● **DIRECTION**
Please update the material below by replacing "Extinction Coefficient" with "Absorption Coefficient", and give it back in full with nothing else changed.

● **EXERCISE INPUTS**

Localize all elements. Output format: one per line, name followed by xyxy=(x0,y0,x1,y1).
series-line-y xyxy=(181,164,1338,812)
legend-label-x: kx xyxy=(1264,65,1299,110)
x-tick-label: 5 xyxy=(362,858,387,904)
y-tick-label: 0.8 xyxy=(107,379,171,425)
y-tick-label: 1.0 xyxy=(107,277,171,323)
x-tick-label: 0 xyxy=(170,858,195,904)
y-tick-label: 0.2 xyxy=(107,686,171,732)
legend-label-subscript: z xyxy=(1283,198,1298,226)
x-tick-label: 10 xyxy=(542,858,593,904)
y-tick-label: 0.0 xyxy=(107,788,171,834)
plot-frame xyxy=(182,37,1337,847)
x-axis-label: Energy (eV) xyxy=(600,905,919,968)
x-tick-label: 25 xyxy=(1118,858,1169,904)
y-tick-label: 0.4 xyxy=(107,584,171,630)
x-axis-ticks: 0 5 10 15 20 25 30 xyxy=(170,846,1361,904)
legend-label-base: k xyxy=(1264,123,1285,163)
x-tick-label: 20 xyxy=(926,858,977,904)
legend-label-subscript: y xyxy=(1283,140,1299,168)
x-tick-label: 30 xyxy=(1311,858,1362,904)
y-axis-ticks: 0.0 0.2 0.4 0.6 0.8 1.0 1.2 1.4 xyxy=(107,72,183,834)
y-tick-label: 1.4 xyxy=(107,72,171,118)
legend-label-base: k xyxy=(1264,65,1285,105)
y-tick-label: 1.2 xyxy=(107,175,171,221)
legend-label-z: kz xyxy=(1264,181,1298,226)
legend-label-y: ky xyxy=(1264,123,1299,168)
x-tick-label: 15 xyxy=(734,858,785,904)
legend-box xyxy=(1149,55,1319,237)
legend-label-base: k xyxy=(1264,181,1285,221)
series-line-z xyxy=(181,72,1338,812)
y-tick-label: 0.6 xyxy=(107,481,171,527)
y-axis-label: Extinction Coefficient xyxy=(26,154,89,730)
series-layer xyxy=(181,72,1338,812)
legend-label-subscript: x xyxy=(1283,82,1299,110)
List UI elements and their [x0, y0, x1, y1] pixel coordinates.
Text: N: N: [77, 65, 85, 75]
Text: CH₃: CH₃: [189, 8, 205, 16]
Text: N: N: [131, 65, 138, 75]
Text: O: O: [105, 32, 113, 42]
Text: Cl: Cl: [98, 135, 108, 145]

● **THE COMPLETED TASK**
Localize all elements. Output format: one per line, name followed by xyxy=(x0,y0,x1,y1).
series-line-y xyxy=(181,164,1338,812)
legend-label-x: kx xyxy=(1264,65,1299,110)
x-tick-label: 5 xyxy=(362,858,387,904)
y-tick-label: 0.8 xyxy=(107,379,171,425)
y-tick-label: 1.0 xyxy=(107,277,171,323)
x-tick-label: 0 xyxy=(170,858,195,904)
y-tick-label: 0.2 xyxy=(107,686,171,732)
legend-label-subscript: z xyxy=(1283,198,1298,226)
x-tick-label: 10 xyxy=(542,858,593,904)
y-tick-label: 0.0 xyxy=(107,788,171,834)
plot-frame xyxy=(182,37,1337,847)
x-axis-label: Energy (eV) xyxy=(600,905,919,968)
x-tick-label: 25 xyxy=(1118,858,1169,904)
y-tick-label: 0.4 xyxy=(107,584,171,630)
x-axis-ticks: 0 5 10 15 20 25 30 xyxy=(170,846,1361,904)
legend-label-base: k xyxy=(1264,123,1285,163)
x-tick-label: 20 xyxy=(926,858,977,904)
legend-label-subscript: y xyxy=(1283,140,1299,168)
x-tick-label: 30 xyxy=(1311,858,1362,904)
y-axis-ticks: 0.0 0.2 0.4 0.6 0.8 1.0 1.2 1.4 xyxy=(107,72,183,834)
y-tick-label: 1.4 xyxy=(107,72,171,118)
legend-label-base: k xyxy=(1264,65,1285,105)
y-tick-label: 1.2 xyxy=(107,175,171,221)
legend-label-z: kz xyxy=(1264,181,1298,226)
legend-label-y: ky xyxy=(1264,123,1299,168)
x-tick-label: 15 xyxy=(734,858,785,904)
legend-box xyxy=(1149,55,1319,237)
legend-label-base: k xyxy=(1264,181,1285,221)
series-line-z xyxy=(181,72,1338,812)
y-tick-label: 0.6 xyxy=(107,481,171,527)
y-axis-label: Absorption Coefficient xyxy=(26,154,89,730)
series-layer xyxy=(181,72,1338,812)
legend-label-subscript: x xyxy=(1283,82,1299,110)
List UI elements and their [x0, y0, x1, y1] pixel coordinates.
Text: N: N: [77, 65, 85, 75]
Text: CH₃: CH₃: [189, 8, 205, 16]
Text: N: N: [131, 65, 138, 75]
Text: O: O: [105, 32, 113, 42]
Text: Cl: Cl: [98, 135, 108, 145]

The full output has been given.